**WRITTEN EXERCISE**
The records should be written out in full, with nothing altered.

**SOURCE RECORDS**
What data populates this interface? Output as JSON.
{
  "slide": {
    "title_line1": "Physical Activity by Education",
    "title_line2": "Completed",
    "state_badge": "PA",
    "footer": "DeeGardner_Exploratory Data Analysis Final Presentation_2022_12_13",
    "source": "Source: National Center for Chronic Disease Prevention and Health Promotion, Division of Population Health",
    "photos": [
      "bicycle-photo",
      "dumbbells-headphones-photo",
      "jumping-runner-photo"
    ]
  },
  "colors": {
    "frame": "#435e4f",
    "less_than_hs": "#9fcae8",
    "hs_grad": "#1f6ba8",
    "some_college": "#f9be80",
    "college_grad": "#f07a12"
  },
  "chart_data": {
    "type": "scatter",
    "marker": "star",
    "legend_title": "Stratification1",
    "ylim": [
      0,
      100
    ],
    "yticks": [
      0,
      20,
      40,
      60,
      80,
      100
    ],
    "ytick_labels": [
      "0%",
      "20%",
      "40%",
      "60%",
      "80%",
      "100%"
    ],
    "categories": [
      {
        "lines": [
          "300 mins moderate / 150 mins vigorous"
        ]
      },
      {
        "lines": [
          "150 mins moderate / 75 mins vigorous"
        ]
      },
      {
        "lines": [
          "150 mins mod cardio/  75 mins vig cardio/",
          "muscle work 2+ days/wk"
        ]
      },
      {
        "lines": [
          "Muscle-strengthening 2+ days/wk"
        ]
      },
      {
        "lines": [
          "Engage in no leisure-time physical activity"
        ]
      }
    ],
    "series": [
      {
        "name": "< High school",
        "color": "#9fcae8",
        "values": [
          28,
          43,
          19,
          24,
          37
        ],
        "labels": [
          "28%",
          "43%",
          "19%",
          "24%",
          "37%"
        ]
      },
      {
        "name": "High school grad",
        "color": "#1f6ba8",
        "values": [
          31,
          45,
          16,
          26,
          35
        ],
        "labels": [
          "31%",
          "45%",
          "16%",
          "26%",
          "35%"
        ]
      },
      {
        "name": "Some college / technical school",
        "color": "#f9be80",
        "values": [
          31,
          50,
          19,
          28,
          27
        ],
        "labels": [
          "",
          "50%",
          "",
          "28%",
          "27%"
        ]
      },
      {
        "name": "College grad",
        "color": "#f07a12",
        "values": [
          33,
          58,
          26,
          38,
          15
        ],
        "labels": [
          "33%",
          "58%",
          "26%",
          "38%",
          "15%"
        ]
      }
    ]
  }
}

**TASK OUTPUT**
What data populates this interface? Output as JSON.
{
  "slide": {
    "title_line1": "Physical Activity by Education",
    "title_line2": "Completed",
    "state_badge": "PA",
    "footer": "DeeGardner_Exploratory Data Analysis Final Presentation_2022_12_13",
    "source": "Source: National Center for Chronic Disease Prevention and Health Promotion, Division of Population Health",
    "photos": [
      "bicycle-photo",
      "dumbbells-headphones-photo",
      "jumping-runner-photo"
    ]
  },
  "colors": {
    "frame": "#435e4f",
    "less_than_hs": "#9fcae8",
    "hs_grad": "#1f6ba8",
    "some_college": "#f9be80",
    "college_grad": "#f07a12"
  },
  "chart_data": {
    "type": "scatter",
    "marker": "star",
    "legend_title": "Stratification1",
    "ylim": [
      0,
      100
    ],
    "yticks": [
      0,
      20,
      40,
      60,
      80,
      100
    ],
    "ytick_labels": [
      "0%",
      "20%",
      "40%",
      "60%",
      "80%",
      "100%"
    ],
    "categories": [
      {
        "lines": [
          "300 mins moderate / 150 mins vigorous"
        ]
      },
      {
        "lines": [
          "150 mins moderate / 75 mins vigorous"
        ]
      },
      {
        "lines": [
          "150 mins mod cardio/  75 mins vig cardio/",
          "muscle work 2+ days/wk"
        ]
      },
      {
        "lines": [
          "Muscle-strengthening 2+ days/wk"
        ]
      },
      {
        "lines": [
          "Engage in no leisure-time physical activity"
        ]
      }
    ],
    "series": [
      {
        "name": "< High school",
        "color": "#9fcae8",
        "values": [
          28,
          43,
          19,
          24,
          37
        ],
        "labels": [
          "28%",
          "43%",
          "19%",
          "24%",
          "37%"
        ]
      },
      {
        "name": "High school grad",
        "color": "#1f6ba8",
        "values": [
          31,
          45,
          16,
          26,
          35
        ],
        "labels": [
          "31%",
          "45%",
          "16%",
          "26%",
          "35%"
        ]
      },
      {
        "name": "Some college / technical school",
        "color": "#f9be80",
        "values": [
          31,
          50,
          19,
          28,
          27
        ],
        "labels": [
          "",
          "50%",
          "",
          "28%",
          "27%"
        ]
      },
      {
        "name": "College grad",
        "color": "#f07a12",
        "values": [
          33,
          58,
          26,
          38,
          15
        ],
        "labels": [
          "33%",
          "58%",
          "26%",
          "38%",
          "15%"
        ]
      }
    ]
  }
}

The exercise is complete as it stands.